Request: In the entries from the start up to and including the line with "panel-a-legend-label-250c: 250°C bbox=[821, 302, 914, 339]", replace "bbox" with "bounds" and give those lines again with nothing else changed.

Data to process:

* begin *

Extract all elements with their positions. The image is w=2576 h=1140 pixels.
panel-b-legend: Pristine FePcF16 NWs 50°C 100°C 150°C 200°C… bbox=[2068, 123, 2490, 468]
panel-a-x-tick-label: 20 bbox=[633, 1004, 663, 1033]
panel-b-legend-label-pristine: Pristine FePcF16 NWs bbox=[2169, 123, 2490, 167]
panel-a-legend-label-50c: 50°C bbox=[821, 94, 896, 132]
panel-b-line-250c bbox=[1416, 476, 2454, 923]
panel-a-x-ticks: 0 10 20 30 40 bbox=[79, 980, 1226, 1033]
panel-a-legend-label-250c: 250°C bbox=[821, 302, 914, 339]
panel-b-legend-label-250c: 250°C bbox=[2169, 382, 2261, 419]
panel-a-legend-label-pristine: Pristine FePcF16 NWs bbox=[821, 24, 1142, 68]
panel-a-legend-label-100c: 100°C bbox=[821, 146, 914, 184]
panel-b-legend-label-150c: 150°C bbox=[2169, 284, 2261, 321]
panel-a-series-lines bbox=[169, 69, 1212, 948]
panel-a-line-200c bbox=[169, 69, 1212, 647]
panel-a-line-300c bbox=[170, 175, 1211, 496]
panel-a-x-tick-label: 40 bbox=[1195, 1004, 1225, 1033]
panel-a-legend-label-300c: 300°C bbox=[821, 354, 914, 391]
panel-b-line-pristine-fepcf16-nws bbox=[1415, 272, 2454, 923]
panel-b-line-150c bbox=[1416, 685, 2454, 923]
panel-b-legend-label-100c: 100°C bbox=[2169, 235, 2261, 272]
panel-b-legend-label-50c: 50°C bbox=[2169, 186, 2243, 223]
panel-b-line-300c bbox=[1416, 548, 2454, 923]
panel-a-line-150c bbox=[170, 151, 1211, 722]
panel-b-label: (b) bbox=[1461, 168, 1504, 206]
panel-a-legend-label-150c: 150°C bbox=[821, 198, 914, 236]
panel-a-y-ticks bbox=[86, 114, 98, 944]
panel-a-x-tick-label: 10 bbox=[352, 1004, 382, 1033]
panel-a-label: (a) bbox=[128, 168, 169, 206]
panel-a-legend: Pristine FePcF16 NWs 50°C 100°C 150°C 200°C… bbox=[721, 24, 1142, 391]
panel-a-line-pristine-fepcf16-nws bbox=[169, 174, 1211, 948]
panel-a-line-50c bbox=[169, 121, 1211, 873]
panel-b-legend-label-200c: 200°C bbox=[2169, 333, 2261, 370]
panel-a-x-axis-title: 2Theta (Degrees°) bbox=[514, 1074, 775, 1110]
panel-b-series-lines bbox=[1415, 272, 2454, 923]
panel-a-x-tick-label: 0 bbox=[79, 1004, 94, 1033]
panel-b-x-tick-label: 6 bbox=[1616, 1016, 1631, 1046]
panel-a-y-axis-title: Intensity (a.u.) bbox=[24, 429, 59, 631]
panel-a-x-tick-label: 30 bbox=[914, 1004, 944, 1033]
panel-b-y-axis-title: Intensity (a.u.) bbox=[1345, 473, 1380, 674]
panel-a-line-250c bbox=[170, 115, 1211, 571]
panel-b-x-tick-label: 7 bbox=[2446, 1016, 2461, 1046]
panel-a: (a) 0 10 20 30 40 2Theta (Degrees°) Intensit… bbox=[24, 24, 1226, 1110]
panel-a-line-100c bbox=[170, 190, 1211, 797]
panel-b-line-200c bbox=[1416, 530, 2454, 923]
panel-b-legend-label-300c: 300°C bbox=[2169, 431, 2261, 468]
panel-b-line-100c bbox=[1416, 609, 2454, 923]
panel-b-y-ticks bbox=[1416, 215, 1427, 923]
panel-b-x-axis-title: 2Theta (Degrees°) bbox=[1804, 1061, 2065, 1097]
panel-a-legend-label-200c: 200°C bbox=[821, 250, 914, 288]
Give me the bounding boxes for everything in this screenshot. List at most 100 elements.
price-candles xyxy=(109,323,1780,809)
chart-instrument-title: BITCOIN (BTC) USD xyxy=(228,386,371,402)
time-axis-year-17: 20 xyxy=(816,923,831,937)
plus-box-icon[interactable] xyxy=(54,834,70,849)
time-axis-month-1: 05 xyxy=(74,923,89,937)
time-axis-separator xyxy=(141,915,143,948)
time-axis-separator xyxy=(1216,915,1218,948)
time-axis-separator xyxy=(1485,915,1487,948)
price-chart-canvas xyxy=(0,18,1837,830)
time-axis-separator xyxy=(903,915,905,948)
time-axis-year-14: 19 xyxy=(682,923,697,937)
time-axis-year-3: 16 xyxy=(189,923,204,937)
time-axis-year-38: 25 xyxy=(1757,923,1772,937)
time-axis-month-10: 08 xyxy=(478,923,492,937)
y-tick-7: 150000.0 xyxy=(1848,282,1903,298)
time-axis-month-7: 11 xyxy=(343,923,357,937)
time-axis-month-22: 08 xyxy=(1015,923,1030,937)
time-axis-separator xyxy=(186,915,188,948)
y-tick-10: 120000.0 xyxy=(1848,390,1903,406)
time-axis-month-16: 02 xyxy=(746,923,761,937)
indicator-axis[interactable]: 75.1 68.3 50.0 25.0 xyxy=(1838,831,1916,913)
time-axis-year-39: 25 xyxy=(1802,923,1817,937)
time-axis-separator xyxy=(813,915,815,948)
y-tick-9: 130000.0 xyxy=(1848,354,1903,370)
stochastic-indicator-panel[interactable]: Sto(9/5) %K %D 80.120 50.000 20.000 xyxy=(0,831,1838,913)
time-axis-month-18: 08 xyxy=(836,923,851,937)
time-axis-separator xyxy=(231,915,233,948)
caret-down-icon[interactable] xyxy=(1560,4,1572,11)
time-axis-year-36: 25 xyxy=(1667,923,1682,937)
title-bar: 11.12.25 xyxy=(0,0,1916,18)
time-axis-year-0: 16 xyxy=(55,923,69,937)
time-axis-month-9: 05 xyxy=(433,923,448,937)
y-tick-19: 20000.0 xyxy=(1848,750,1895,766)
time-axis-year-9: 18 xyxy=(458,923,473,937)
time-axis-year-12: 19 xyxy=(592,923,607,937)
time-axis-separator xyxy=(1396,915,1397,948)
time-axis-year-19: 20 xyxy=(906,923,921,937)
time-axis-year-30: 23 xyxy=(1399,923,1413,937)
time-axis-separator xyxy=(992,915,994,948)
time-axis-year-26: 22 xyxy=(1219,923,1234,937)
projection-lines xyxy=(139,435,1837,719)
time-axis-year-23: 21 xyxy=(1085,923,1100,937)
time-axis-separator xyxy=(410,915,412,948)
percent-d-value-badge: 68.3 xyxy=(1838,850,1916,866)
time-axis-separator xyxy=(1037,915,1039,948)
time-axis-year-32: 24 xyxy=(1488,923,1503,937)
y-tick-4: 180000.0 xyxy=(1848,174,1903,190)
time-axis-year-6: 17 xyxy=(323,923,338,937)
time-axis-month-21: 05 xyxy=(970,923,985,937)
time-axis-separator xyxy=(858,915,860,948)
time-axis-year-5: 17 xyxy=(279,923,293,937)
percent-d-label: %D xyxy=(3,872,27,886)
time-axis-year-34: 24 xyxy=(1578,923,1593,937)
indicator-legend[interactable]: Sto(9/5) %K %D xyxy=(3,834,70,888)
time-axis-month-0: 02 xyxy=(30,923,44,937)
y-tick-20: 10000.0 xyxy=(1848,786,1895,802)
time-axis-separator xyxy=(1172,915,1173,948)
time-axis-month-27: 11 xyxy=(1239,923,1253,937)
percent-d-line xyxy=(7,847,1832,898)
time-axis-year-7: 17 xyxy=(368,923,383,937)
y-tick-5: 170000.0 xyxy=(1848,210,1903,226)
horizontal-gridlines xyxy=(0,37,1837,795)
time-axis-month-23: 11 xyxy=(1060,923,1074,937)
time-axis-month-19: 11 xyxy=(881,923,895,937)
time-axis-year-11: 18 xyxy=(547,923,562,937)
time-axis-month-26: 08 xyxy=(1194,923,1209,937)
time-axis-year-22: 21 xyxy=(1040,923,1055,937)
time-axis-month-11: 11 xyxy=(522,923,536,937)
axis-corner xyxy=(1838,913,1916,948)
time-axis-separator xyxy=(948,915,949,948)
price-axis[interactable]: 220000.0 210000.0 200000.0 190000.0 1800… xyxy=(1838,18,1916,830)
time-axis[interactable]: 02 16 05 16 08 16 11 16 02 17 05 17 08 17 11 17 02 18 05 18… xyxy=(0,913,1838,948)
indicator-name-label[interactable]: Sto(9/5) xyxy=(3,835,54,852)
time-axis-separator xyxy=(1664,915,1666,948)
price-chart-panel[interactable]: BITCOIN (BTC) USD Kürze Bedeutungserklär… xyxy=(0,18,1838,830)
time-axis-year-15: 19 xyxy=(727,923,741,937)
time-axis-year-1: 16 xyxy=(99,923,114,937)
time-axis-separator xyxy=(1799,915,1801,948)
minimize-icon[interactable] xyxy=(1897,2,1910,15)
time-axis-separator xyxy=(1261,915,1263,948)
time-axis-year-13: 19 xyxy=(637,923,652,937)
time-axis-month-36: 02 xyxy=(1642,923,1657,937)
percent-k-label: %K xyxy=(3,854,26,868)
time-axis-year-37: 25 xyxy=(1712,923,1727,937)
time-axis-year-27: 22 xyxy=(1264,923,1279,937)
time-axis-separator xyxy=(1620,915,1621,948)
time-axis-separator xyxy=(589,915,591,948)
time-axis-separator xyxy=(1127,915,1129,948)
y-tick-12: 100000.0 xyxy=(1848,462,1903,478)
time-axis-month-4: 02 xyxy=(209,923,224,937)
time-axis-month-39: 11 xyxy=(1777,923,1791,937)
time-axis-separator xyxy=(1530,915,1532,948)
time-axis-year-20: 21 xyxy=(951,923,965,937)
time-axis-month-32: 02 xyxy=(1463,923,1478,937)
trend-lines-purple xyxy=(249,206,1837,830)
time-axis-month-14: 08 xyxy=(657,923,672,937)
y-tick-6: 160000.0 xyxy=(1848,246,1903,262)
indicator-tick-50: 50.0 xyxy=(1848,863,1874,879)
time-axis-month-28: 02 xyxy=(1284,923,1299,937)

* end *

Written response:
Extract all elements with their positions. The image is w=2576 h=1140 pixels.
panel-b-legend: Pristine FePcF16 NWs 50°C 100°C 150°C 200°C… bounds=[2068, 123, 2490, 468]
panel-a-x-tick-label: 20 bounds=[633, 1004, 663, 1033]
panel-b-legend-label-pristine: Pristine FePcF16 NWs bounds=[2169, 123, 2490, 167]
panel-a-legend-label-50c: 50°C bounds=[821, 94, 896, 132]
panel-b-line-250c bounds=[1416, 476, 2454, 923]
panel-a-x-ticks: 0 10 20 30 40 bounds=[79, 980, 1226, 1033]
panel-a-legend-label-250c: 250°C bounds=[821, 302, 914, 339]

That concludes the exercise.